Extract all lines from the data beneath that include the word "curve".

(Records from a data source)
<<<<

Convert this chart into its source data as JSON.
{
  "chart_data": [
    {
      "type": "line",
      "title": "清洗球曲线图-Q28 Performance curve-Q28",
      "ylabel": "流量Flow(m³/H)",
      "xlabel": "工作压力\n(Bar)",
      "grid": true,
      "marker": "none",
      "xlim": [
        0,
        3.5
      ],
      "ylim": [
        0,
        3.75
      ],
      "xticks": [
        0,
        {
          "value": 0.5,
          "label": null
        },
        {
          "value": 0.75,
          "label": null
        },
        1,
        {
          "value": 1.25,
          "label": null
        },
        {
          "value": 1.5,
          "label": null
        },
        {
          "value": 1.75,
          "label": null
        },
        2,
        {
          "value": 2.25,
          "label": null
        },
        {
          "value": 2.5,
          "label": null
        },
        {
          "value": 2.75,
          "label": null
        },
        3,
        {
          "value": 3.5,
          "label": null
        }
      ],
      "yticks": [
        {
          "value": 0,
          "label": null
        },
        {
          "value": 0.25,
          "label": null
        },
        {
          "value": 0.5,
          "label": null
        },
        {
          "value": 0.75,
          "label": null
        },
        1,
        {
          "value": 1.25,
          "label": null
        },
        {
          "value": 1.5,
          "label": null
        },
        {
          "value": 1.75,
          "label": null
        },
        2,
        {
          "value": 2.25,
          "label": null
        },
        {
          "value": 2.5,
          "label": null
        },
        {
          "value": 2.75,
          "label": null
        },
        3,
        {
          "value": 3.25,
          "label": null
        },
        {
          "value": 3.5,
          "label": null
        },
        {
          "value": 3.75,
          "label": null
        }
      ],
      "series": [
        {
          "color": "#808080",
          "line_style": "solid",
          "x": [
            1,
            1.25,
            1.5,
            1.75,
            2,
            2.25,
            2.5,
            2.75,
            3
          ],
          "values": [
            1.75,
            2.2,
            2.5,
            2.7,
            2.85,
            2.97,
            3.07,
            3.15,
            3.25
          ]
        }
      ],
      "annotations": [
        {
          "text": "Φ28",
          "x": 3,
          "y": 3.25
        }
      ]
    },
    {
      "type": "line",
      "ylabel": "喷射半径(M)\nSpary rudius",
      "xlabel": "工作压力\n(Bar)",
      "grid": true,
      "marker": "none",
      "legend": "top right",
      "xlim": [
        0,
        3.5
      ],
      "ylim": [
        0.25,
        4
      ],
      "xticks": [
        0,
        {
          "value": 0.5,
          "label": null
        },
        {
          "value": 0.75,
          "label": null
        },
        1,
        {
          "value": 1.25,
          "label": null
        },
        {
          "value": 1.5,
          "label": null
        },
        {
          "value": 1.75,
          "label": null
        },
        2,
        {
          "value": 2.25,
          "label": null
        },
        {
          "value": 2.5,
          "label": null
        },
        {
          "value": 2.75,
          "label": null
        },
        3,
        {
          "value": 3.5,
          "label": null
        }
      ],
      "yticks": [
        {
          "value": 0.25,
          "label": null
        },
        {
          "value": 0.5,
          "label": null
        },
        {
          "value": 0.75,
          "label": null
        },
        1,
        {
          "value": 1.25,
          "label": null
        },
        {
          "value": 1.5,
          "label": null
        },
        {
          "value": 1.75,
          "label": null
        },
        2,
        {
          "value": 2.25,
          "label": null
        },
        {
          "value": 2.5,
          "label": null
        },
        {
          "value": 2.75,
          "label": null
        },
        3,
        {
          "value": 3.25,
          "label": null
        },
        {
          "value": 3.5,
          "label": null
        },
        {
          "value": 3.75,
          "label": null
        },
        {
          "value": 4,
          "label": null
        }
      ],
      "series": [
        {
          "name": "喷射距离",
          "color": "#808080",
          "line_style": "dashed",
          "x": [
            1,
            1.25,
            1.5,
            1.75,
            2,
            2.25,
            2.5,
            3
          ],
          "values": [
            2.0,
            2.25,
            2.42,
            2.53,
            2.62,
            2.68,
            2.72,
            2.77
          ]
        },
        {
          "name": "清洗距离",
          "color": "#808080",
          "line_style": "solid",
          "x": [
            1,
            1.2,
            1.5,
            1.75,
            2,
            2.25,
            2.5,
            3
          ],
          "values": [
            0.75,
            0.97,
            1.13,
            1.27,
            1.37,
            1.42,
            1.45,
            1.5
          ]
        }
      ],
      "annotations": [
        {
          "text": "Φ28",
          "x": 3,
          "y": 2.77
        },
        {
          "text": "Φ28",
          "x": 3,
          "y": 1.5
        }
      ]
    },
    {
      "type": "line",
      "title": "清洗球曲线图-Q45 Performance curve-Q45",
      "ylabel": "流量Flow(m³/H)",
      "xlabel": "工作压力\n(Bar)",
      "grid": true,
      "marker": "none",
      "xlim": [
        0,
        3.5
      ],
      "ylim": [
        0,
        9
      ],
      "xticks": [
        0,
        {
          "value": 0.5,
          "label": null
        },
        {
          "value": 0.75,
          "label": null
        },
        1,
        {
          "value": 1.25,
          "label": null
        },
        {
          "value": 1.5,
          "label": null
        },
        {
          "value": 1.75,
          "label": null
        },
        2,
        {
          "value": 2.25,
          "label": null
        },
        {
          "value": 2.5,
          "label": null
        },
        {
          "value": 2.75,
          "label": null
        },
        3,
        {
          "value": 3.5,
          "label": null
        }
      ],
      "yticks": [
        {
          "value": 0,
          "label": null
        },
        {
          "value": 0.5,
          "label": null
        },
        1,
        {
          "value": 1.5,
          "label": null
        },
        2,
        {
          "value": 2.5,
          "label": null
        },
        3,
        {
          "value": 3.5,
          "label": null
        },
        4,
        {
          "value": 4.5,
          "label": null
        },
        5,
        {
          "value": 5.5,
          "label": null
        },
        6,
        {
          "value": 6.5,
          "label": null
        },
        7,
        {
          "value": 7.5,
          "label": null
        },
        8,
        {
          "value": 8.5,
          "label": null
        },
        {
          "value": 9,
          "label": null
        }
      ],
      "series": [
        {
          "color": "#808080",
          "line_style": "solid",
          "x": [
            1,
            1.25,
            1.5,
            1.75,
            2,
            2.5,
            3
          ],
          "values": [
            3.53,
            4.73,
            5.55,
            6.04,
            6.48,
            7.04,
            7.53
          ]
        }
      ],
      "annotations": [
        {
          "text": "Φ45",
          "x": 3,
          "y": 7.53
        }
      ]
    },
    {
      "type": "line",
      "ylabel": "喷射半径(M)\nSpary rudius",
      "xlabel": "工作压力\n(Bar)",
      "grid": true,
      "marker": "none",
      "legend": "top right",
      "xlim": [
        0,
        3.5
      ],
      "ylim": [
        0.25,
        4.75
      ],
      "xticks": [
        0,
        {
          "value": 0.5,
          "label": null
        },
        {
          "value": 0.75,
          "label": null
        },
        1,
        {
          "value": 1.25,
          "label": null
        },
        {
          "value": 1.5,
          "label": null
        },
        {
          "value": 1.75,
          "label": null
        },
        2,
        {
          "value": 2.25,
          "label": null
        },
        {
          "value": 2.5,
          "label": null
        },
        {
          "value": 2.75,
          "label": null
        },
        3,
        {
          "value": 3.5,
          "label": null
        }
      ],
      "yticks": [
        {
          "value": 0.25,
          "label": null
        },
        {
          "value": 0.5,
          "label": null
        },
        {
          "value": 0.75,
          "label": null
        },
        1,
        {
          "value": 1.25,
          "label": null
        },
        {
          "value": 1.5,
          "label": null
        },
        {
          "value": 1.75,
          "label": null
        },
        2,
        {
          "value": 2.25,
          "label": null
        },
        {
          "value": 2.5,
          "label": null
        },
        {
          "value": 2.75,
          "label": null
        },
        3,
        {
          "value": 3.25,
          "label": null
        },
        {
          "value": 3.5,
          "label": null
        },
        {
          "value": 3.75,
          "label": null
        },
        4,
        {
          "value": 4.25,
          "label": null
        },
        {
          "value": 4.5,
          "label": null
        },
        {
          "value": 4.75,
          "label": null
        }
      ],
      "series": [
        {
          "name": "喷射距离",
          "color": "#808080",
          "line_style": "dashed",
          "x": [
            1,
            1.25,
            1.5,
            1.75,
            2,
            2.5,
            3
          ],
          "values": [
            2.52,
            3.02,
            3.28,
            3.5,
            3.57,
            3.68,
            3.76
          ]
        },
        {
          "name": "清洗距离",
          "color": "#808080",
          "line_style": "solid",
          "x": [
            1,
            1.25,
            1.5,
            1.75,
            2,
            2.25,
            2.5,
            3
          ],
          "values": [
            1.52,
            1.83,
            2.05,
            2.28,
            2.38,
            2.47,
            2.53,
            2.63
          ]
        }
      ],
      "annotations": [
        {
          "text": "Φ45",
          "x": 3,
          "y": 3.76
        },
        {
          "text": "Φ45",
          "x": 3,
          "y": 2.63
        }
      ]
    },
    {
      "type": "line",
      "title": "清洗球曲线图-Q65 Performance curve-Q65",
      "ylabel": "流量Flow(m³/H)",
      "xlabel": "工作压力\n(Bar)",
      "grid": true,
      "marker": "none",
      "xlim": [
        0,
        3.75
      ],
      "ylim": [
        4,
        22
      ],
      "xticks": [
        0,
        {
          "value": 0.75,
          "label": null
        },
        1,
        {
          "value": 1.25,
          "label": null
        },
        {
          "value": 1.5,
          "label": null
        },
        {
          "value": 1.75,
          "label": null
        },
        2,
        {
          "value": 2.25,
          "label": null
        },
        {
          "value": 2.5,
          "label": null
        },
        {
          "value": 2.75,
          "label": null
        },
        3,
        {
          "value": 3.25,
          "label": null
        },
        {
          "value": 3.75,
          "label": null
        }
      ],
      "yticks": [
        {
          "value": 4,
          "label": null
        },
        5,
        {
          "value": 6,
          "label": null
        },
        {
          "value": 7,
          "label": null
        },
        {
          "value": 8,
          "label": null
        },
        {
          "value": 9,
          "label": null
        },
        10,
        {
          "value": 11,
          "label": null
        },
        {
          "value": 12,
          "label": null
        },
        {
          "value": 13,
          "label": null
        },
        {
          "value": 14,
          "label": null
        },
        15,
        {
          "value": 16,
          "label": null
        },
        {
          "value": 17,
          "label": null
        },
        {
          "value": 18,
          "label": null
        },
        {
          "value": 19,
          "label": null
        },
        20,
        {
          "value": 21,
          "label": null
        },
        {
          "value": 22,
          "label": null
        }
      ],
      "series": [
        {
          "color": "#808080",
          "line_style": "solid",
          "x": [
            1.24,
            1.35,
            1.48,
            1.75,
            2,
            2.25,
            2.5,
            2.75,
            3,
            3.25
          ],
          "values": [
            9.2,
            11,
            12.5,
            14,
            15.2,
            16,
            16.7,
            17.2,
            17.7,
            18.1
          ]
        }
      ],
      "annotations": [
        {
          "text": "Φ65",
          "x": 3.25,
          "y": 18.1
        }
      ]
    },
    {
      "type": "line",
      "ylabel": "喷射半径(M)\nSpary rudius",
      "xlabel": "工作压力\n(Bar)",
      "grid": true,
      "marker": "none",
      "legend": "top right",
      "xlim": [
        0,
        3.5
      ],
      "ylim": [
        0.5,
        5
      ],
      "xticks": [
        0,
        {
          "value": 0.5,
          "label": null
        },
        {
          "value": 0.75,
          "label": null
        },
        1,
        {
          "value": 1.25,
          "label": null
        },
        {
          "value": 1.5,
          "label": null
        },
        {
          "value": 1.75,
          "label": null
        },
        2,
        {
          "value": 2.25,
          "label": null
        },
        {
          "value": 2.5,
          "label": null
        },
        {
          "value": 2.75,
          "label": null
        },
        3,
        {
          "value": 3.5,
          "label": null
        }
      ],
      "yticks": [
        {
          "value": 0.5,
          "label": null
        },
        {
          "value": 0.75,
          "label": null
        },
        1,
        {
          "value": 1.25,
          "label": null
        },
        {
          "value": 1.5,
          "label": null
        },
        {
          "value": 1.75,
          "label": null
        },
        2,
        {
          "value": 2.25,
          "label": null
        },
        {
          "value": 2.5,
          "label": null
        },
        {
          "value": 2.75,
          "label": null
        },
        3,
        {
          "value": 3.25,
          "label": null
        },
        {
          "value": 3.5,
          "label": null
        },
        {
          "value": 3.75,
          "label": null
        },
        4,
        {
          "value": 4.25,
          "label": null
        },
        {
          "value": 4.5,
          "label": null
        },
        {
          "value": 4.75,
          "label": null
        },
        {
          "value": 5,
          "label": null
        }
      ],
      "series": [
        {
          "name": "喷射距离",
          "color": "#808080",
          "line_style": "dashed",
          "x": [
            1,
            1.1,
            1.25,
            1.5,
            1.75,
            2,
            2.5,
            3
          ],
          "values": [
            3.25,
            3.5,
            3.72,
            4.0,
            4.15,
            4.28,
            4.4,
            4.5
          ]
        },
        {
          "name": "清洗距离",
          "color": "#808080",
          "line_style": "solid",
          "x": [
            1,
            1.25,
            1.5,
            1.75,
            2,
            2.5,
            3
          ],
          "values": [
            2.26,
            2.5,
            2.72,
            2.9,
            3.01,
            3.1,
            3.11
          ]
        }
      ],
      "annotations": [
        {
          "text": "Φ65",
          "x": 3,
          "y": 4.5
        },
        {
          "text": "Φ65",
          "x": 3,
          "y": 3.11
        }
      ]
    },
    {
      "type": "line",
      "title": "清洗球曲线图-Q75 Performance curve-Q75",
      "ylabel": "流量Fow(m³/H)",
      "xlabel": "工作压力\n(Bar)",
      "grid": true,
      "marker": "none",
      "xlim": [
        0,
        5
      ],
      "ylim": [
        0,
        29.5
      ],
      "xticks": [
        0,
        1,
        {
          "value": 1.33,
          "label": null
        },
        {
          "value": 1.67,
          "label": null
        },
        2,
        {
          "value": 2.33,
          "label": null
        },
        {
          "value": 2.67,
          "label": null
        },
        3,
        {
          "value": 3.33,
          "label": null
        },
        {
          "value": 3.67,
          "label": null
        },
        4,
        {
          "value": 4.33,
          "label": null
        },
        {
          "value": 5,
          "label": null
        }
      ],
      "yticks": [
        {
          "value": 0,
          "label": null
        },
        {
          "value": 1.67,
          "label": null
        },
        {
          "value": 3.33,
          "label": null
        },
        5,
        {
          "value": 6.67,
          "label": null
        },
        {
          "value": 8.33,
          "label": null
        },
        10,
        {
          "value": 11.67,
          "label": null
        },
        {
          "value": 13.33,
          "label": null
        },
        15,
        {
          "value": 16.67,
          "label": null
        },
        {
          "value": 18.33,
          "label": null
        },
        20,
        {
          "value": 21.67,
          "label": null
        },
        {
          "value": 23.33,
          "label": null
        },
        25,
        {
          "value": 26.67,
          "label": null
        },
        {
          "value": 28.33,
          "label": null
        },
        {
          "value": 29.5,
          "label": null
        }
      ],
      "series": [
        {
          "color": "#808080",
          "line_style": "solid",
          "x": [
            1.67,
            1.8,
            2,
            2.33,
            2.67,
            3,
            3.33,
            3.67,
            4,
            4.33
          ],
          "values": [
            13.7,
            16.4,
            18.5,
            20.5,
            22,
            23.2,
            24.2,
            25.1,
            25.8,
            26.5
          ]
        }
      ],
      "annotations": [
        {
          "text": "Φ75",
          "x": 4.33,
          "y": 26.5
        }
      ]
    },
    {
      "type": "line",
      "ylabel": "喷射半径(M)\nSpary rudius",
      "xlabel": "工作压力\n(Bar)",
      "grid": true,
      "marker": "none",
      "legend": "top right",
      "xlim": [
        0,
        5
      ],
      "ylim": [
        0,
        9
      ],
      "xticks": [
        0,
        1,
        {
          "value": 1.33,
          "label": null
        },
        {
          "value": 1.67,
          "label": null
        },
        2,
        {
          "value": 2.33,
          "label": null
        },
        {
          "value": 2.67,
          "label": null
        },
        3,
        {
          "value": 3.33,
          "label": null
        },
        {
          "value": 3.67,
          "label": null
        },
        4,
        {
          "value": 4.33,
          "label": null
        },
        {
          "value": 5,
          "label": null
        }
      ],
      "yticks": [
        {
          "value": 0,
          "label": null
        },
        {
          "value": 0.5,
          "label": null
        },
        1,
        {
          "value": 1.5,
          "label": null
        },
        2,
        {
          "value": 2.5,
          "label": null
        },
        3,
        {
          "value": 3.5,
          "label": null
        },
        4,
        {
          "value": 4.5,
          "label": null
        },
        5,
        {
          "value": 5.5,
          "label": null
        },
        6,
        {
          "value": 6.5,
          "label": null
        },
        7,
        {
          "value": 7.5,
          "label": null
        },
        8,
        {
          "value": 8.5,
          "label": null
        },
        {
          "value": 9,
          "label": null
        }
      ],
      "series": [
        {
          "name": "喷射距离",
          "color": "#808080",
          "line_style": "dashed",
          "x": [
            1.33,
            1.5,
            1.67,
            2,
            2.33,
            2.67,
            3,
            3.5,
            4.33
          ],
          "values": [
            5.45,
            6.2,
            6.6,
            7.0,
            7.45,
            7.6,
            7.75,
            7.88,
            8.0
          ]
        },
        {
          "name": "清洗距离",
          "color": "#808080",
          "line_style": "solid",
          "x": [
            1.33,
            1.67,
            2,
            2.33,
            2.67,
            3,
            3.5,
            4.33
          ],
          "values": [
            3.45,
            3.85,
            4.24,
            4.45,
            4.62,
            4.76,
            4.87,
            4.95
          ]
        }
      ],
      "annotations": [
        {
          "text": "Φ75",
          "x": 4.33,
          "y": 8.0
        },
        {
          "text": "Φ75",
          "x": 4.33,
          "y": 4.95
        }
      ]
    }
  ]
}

>>>>

SOLUTION TO THIS TASK.
      "title": "清洗球曲线图-Q28 Performance curve-Q28",
      "title": "清洗球曲线图-Q45 Performance curve-Q45",
      "title": "清洗球曲线图-Q65 Performance curve-Q65",
      "title": "清洗球曲线图-Q75 Performance curve-Q75",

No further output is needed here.